MATERIAL FOR THE TASK:
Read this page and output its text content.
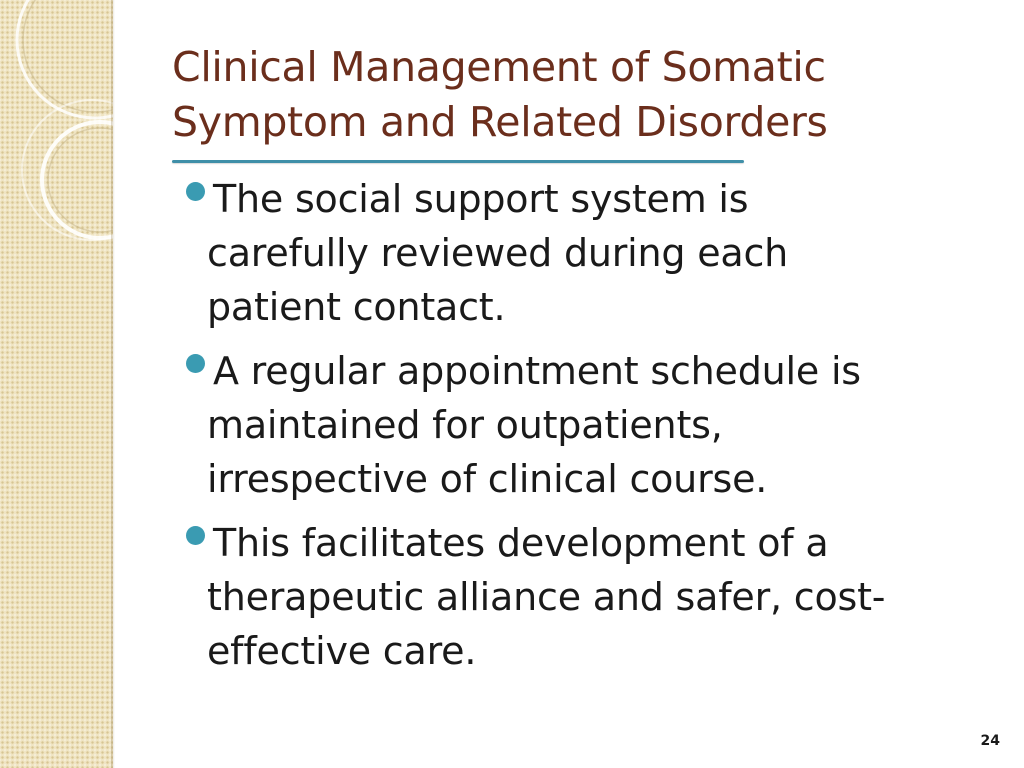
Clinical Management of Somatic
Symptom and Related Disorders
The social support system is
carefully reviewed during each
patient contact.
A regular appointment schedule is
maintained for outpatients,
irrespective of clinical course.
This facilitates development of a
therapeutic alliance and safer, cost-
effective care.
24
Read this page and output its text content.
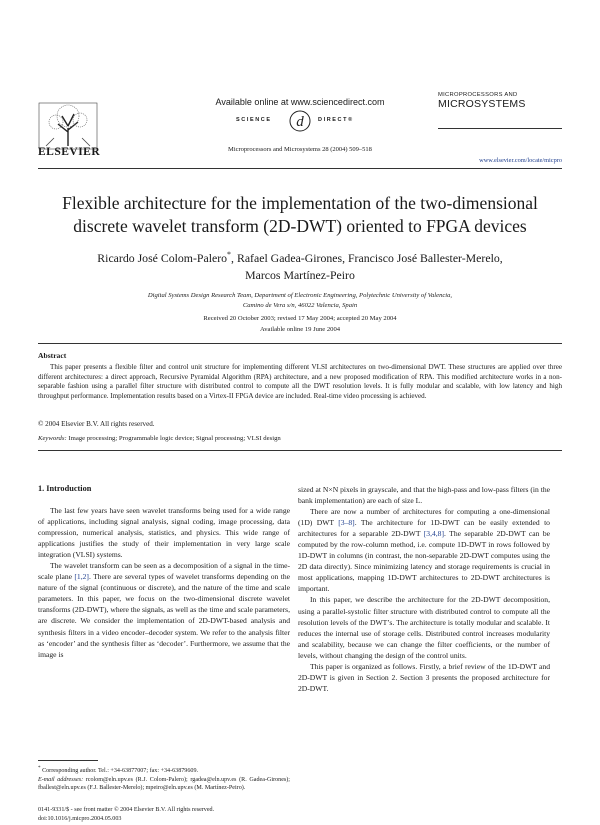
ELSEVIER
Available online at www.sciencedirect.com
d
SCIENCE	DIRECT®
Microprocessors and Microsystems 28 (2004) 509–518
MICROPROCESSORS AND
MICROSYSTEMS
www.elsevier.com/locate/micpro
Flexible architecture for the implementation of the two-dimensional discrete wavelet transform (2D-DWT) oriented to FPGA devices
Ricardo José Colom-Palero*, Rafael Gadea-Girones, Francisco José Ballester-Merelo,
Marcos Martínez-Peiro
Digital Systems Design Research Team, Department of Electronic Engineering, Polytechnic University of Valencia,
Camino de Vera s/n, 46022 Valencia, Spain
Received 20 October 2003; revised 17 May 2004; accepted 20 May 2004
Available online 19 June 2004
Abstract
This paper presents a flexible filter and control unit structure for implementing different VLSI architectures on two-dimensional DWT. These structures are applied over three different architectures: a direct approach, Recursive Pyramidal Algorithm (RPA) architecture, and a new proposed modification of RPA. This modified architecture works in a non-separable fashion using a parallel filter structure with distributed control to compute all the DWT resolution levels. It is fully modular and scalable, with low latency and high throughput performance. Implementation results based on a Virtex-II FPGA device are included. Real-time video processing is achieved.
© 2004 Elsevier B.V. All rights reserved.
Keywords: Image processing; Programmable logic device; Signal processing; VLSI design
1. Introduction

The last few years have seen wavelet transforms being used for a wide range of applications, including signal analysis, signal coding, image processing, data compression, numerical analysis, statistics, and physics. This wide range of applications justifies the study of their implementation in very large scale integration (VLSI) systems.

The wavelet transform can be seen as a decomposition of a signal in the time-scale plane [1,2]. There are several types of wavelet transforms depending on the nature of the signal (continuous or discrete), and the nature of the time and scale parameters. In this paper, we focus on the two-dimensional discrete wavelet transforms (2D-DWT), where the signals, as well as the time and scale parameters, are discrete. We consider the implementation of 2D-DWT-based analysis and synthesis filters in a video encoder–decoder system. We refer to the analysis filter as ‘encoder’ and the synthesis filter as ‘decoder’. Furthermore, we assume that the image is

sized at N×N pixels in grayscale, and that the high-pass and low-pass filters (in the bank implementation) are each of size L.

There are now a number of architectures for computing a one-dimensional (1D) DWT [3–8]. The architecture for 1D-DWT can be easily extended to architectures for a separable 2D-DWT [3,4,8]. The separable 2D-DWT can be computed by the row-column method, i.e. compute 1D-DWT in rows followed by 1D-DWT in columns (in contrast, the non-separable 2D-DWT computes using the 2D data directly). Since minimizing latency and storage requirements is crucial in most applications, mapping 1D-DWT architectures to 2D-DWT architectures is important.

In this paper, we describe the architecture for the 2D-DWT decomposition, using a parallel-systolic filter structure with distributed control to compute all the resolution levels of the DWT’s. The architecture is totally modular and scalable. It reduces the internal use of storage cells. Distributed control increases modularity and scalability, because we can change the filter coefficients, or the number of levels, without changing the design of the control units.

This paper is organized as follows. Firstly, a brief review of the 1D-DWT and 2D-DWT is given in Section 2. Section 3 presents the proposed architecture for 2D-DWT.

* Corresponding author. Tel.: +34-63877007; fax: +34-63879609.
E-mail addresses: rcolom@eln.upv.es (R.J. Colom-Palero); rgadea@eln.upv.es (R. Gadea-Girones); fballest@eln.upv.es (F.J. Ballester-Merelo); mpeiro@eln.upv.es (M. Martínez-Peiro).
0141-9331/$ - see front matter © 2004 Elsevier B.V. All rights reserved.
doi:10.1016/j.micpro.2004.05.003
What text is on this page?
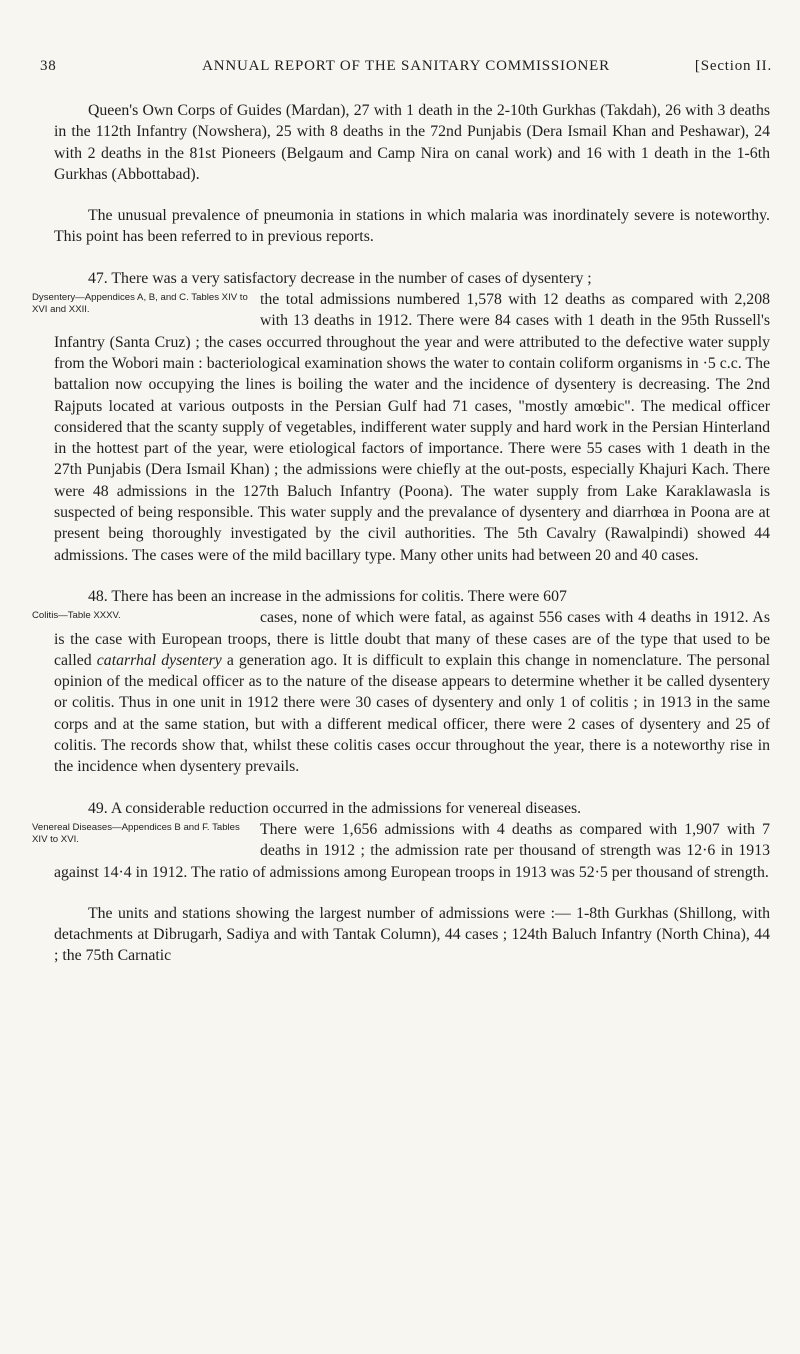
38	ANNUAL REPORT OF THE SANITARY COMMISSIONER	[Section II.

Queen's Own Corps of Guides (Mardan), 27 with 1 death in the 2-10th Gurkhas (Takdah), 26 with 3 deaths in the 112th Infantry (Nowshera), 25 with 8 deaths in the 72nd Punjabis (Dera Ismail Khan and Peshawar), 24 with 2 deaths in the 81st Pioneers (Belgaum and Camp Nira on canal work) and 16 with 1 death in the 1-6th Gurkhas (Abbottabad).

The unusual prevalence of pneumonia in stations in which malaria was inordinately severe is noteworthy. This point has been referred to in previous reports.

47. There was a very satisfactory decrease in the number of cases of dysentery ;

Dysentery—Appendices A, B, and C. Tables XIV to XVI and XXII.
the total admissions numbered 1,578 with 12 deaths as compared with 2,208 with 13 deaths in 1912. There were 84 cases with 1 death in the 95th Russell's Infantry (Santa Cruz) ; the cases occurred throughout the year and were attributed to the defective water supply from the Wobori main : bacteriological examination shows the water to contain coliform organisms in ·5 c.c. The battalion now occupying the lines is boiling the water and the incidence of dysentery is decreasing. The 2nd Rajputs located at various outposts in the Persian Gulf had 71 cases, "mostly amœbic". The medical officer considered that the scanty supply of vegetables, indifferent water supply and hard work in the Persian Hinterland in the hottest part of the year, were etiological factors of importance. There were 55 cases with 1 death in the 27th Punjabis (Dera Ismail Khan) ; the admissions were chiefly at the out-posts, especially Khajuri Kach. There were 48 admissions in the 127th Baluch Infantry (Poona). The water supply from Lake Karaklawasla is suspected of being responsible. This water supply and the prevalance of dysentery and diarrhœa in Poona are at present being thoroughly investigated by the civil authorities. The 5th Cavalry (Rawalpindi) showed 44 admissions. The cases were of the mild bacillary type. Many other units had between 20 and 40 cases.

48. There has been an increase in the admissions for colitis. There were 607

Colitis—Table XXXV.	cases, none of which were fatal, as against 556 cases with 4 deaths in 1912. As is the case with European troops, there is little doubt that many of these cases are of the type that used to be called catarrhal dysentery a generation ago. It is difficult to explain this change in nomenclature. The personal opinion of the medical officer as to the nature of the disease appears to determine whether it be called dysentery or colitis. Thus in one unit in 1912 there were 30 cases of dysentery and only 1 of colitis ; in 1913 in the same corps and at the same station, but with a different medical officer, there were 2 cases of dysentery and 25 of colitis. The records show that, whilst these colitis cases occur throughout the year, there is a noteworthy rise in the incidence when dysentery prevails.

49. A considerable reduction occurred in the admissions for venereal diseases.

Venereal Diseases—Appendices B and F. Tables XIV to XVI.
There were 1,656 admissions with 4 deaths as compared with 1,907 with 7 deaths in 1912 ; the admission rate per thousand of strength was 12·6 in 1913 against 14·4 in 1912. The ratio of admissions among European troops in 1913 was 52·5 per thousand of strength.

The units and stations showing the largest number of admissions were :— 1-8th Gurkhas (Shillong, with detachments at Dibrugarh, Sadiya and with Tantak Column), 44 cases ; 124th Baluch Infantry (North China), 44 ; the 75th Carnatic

PROBLEM TO SOLVE:
In the listing above, locate each line with "architectures" and copy it.

COMPLETED EXERCISE:
This paper presents a flexible filter and control unit structure for implementing different VLSI architectures on two-dimensional DWT. These structures are applied over three different architectures: a direct approach, Recursive Pyramidal Algorithm (RPA) architecture, and a new proposed modification of RPA. This modified architecture works in a non-separable fashion using a parallel filter structure with distributed control to compute all the DWT resolution levels. It is fully modular and scalable, with low latency and high throughput performance. Implementation results based on a Virtex-II FPGA device are included. Real-time video processing is achieved.
There are now a number of architectures for computing a one-dimensional (1D) DWT [3–8]. The architecture for 1D-DWT can be easily extended to architectures for a separable 2D-DWT [3,4,8]. The separable 2D-DWT can be computed by the row-column method, i.e. compute 1D-DWT in rows followed by 1D-DWT in columns (in contrast, the non-separable 2D-DWT computes using the 2D data directly). Since minimizing latency and storage requirements is crucial in most applications, mapping 1D-DWT architectures to 2D-DWT architectures is important.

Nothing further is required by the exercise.